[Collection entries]
>> start
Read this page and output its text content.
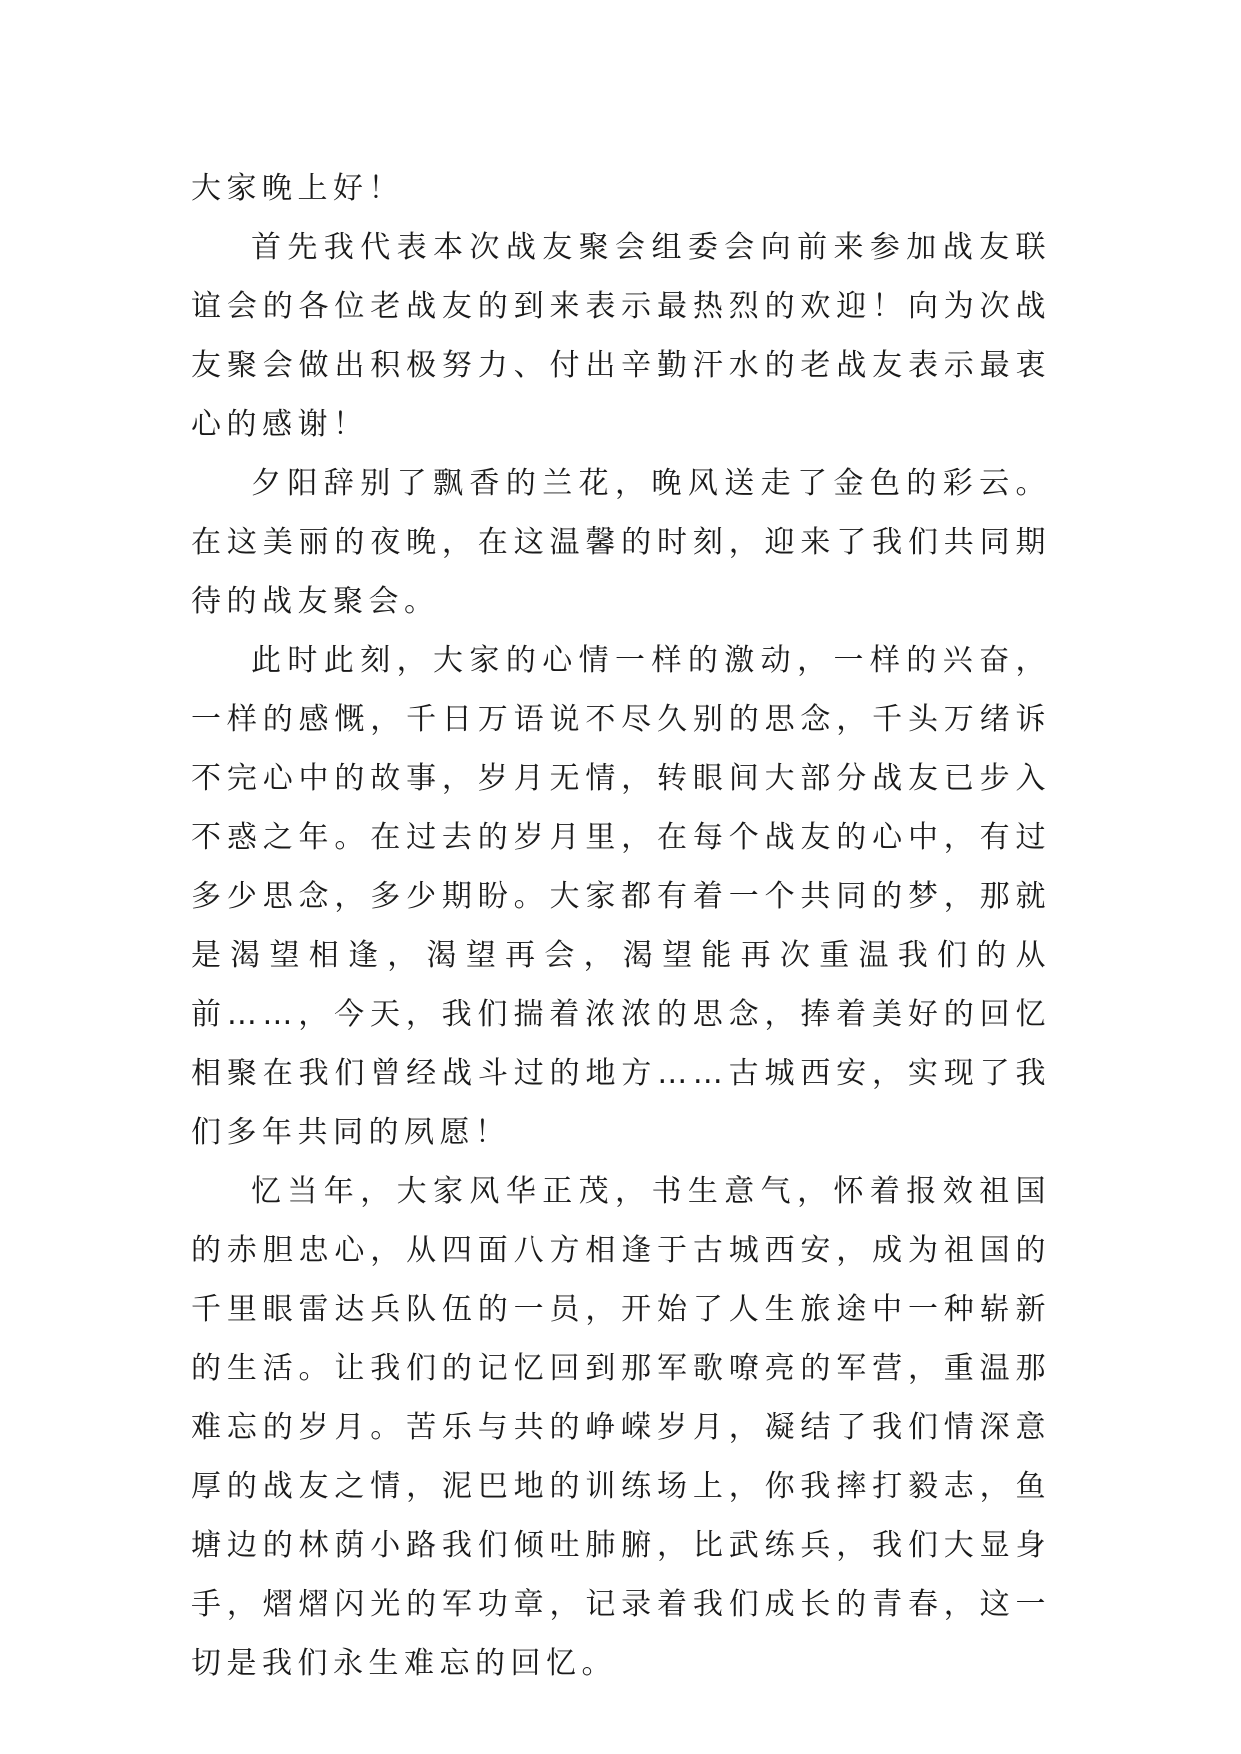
大家晚上好！

首先我代表本次战友聚会组委会向前来参加战友联谊会的各位老战友的到来表示最热烈的欢迎！向为次战友聚会做出积极努力、付出辛勤汗水的老战友表示最衷心的感谢！

夕阳辞别了飘香的兰花，晚风送走了金色的彩云。在这美丽的夜晚，在这温馨的时刻，迎来了我们共同期待的战友聚会。

此时此刻，大家的心情一样的激动，一样的兴奋，一样的感慨，千日万语说不尽久别的思念，千头万绪诉不完心中的故事，岁月无情，转眼间大部分战友已步入不惑之年。在过去的岁月里，在每个战友的心中，有过多少思念，多少期盼。大家都有着一个共同的梦，那就是渴望相逢，渴望再会，渴望能再次重温我们的从前……，今天，我们揣着浓浓的思念，捧着美好的回忆相聚在我们曾经战斗过的地方……古城西安，实现了我们多年共同的夙愿！

忆当年，大家风华正茂，书生意气，怀着报效祖国的赤胆忠心，从四面八方相逢于古城西安，成为祖国的千里眼雷达兵队伍的一员，开始了人生旅途中一种崭新的生活。让我们的记忆回到那军歌嘹亮的军营，重温那难忘的岁月。苦乐与共的峥嵘岁月，凝结了我们情深意厚的战友之情，泥巴地的训练场上，你我摔打毅志，鱼塘边的林荫小路我们倾吐肺腑，比武练兵，我们大显身手，熠熠闪光的军功章，记录着我们成长的青春，这一切是我们永生难忘的回忆。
>> end
:: TASK BRIEF ::
All records above are to be printed exactly, minus the pictures they contain.

:: ANSWER FOR THE TASK ::
Read this page and output its text content.
大家晚上好！

首先我代表本次战友聚会组委会向前来参加战友联谊会的各位老战友的到来表示最热烈的欢迎！向为次战友聚会做出积极努力、付出辛勤汗水的老战友表示最衷心的感谢！

夕阳辞别了飘香的兰花，晚风送走了金色的彩云。在这美丽的夜晚，在这温馨的时刻，迎来了我们共同期待的战友聚会。

此时此刻，大家的心情一样的激动，一样的兴奋，一样的感慨，千日万语说不尽久别的思念，千头万绪诉不完心中的故事，岁月无情，转眼间大部分战友已步入不惑之年。在过去的岁月里，在每个战友的心中，有过多少思念，多少期盼。大家都有着一个共同的梦，那就是渴望相逢，渴望再会，渴望能再次重温我们的从前……，今天，我们揣着浓浓的思念，捧着美好的回忆相聚在我们曾经战斗过的地方……古城西安，实现了我们多年共同的夙愿！

忆当年，大家风华正茂，书生意气，怀着报效祖国的赤胆忠心，从四面八方相逢于古城西安，成为祖国的千里眼雷达兵队伍的一员，开始了人生旅途中一种崭新的生活。让我们的记忆回到那军歌嘹亮的军营，重温那难忘的岁月。苦乐与共的峥嵘岁月，凝结了我们情深意厚的战友之情，泥巴地的训练场上，你我摔打毅志，鱼塘边的林荫小路我们倾吐肺腑，比武练兵，我们大显身手，熠熠闪光的军功章，记录着我们成长的青春，这一切是我们永生难忘的回忆。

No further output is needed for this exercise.